[begin Passage shown]

A Pathbreaking Singer Arrives at the Met, With Pearls and Tattoos

a pathbreaking singer arrives at the met, with pearls and tattoos

The bass-baritone Davóne Tines at the Metropolitan Opera House, where he is making his debut in John Adams’s “El Niño” this month.

The bass-baritone Dav­óne Tines, wearing Dr. Martens boots, a sleeveless black shirt and six vintage pearl rings, stood on a rehearsal stage at the Metropolitan Opera in Manhattan the other day and began to sing.

“My soul’s above the sea and whistling a dream,” he sang, a passage from the Nativity oratorio “El Niño” by John Adams, in which Tines makes his Met debut this month. “Tell the shepherds the wind is saddling its horse.”

Tines, 37, known for his raw intensity and thundering voice, has quickly become one of classical music’s brightest stars. He has won acclaim for performances of Bach, Handel and Stravinsky, and he has helped champion new music, originating roles in operas like Adams’s “Girls of the Golden West” and Terence Blanchard’s “Fire Shut Up in My Bones.”

Tines has also used his art to confront social problems, including racism and police brutality. In 2018, he was a creator of and starred in “The Black Clown,” a searing rumination on Black history and identity inspired by a Langston Hughes poem. In 2020, he released a music video after the police killing of Breonna Taylor, calling for empathy and action.

During a rehearsal break at the Met, he described his art as cathartic, saying his aim was to “pick apart the complicated, contentious existence that is knit into the American landscape.”

“It’s a blessing to be a performing artist because you get an explicit place to put your feelings,” he said. “It’s the blessing of having a channel.”

Those feelings are expressed in a voice that is “not only low, but profound,” said the theater director Peter Sellars, who helped start Tines’s career in 2014 when he cast him in the chamber opera “Only the Sound Remains,” with music by Kaija Saariaho. “He really goes to very extreme and intense places,” Sellars said. “The performance is not just nice, it’s not just acceptable, it’s not just neat and well done. It has the quality that we’re present for an occasion.”

Through his wide-ranging work, Tines has helped to upend traditions in classical music. He has torn up the typical recital format, presenting deeply personal, carefully curated programs instead. He has embraced a wide variety of genres, moving freely from Bach cantatas to Black spirituals to minimalist music and gospel.

And Tines, at nearly 6 feet 3 inches with a muscular build, has challenged notions of what a classical star should look like. He wore a sleeveless all-white robe dress and Prada boots for the role of Jesus in Bach’s “St. Matthew Passion” with the New York Philharmonic last year. (“Jesus should wear Prada,” he wrote on Instagram.) At the Grammys, he wore a sweater-dress inspired by his grandmother and decorated his shoes with earrings, as she often did before going to church.

As a gay Black man from Northern Virginia, Tines said he has often felt like an outsider. At a Lincoln Center cafe, he looked across the street to the Juilliard School, his alma mater. He began to recount his struggles there, describing how he felt misunderstood by teachers and colleagues because he could not relate to the standard vocal repertoire.

“I had to find my own path,” he said. “I had to find myself in other ways.”

[end Passage shown]

→ **Exercises**:
A: In the profile of Davóne Tines, which work is he performing for his Metropolitan Opera debut?
B: Pick up the profile of Davóne Tines after its final quoted sentence and continue it.

[begin Source excerpt]

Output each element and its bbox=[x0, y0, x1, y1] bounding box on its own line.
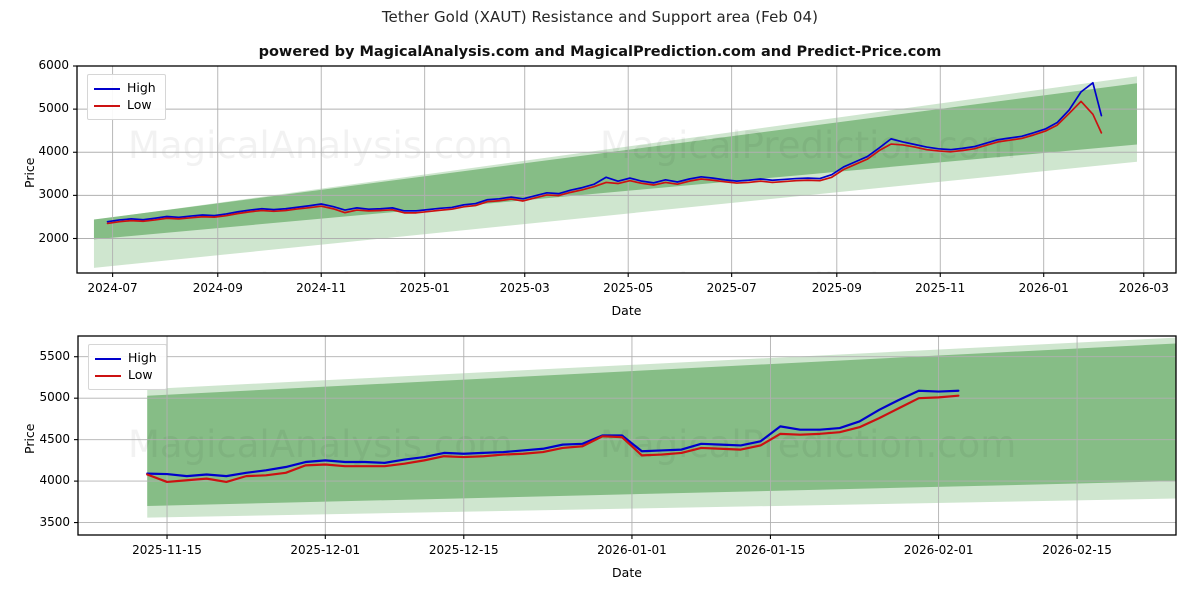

[end Source excerpt]

→ **Outputs by task**:
A: John Adams's Nativity oratorio "El Niño."

B:
Tines grew up in Fauquier County, Va., about an hour and a half outside of Washington, where his family has lived for generations. As a child, he was acutely aware of the racial and economic divisions in his hometown; he once said he “grew up in a Ralph Lauren ad on slave burial ground.” He was raised primarily by his grandparents. (His grandmother still calls at least twice a day.)

a pathbreaking singer arrives at the met, with pearls and tattoos

Julia Bullock with Tines, rehearsing “El Niño” at the Met.

He grew up singing at a Baptist church in Orlean, Va. His grandfather, who served in the military and rose to become a chief warrant officer at the Pentagon, had served as music director at several churches in the area. But Tines’s real passion was for the violin, which he played in youth ensembles, rising to the rank of concertmaster. His grandparents encouraged him to give singing a try, and in high school he won leading roles in productions of “Ragtime” and “Les Misérables.”

He went to college at Harvard, where he studied sociology. It was not until his senior year, when he took part in a production of Stravinsky’s opera “The Rake’s Progress,” that he began to think more seriously about opera.

At Juilliard, where he enrolled for graduate studies, he said he felt dehumanized because people were seen “for what they can do, as opposed to who they are.” He also felt a disconnect with the core repertoire — works like Schubert’s “Winterreise,” which depicts a man dealing with the rejection of a woman he loves.

“I had to contend with the assumption,” he said, “that this was the repertoire that I cared to engage with.”

But he found ways to connect. When he was struggling with a Brahms song about missing a loved one, he thought about his mother, who died when he was 22.

“I found that if I envisioned a person that I loved and then lost, I could sing the song with integrity,” he said. “This very long phrase in the Brahms was an incredible vehicle for holding all the wailing and crying I still had to do.”

In the early phase of his career, Tines said he felt like a hermit crab looking for bigger shells as he moved from show to show. He developed a specialty in new music, working with composers he had met in school.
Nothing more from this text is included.